● **Information provided**
--------------------------------------------------
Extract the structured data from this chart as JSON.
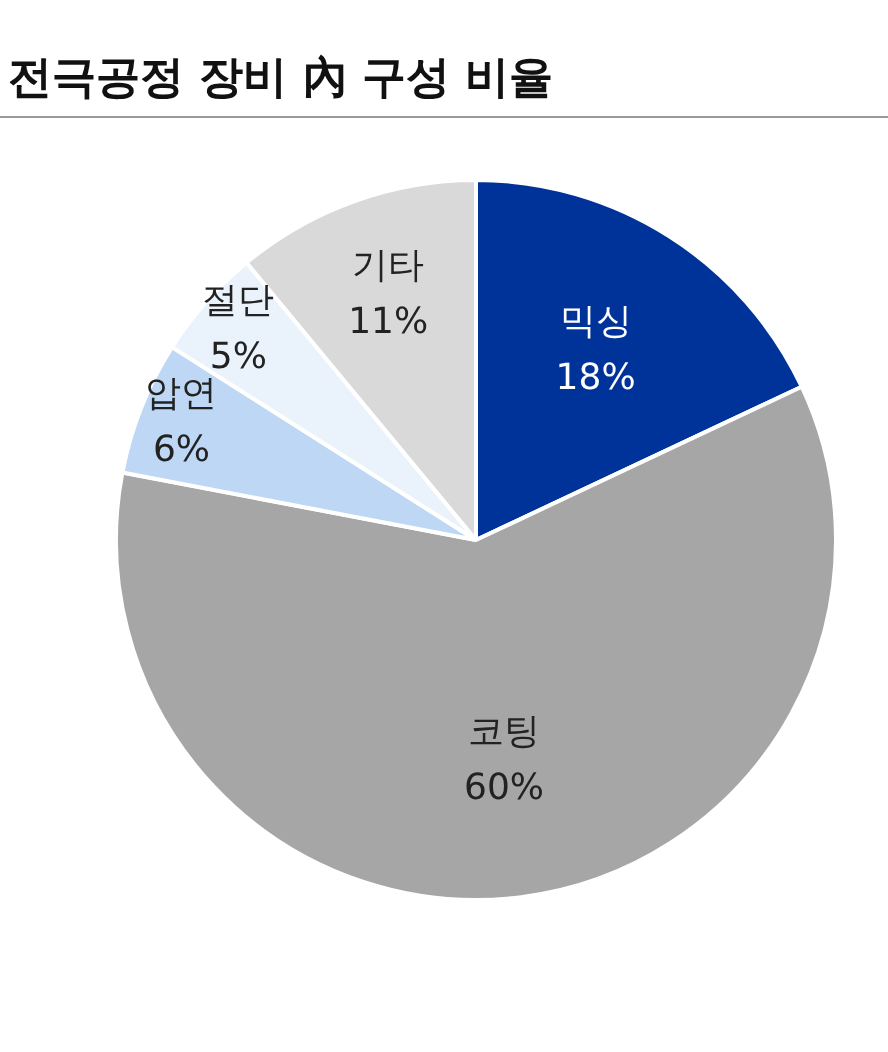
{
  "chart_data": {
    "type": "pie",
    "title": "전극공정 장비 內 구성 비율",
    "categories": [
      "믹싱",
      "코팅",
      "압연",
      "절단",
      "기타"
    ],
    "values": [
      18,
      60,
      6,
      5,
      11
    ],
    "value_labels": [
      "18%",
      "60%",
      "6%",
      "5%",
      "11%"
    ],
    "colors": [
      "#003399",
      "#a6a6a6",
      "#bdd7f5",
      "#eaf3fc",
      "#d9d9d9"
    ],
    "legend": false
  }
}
--------------------------------------------------
● **Exercise details**
In the copy, include no pictures; restate the listing above exactly.

● **Answer to the task**
Extract the structured data from this chart as JSON.
{
  "chart_data": {
    "type": "pie",
    "title": "전극공정 장비 內 구성 비율",
    "categories": [
      "믹싱",
      "코팅",
      "압연",
      "절단",
      "기타"
    ],
    "values": [
      18,
      60,
      6,
      5,
      11
    ],
    "value_labels": [
      "18%",
      "60%",
      "6%",
      "5%",
      "11%"
    ],
    "colors": [
      "#003399",
      "#a6a6a6",
      "#bdd7f5",
      "#eaf3fc",
      "#d9d9d9"
    ],
    "legend": false
  }
}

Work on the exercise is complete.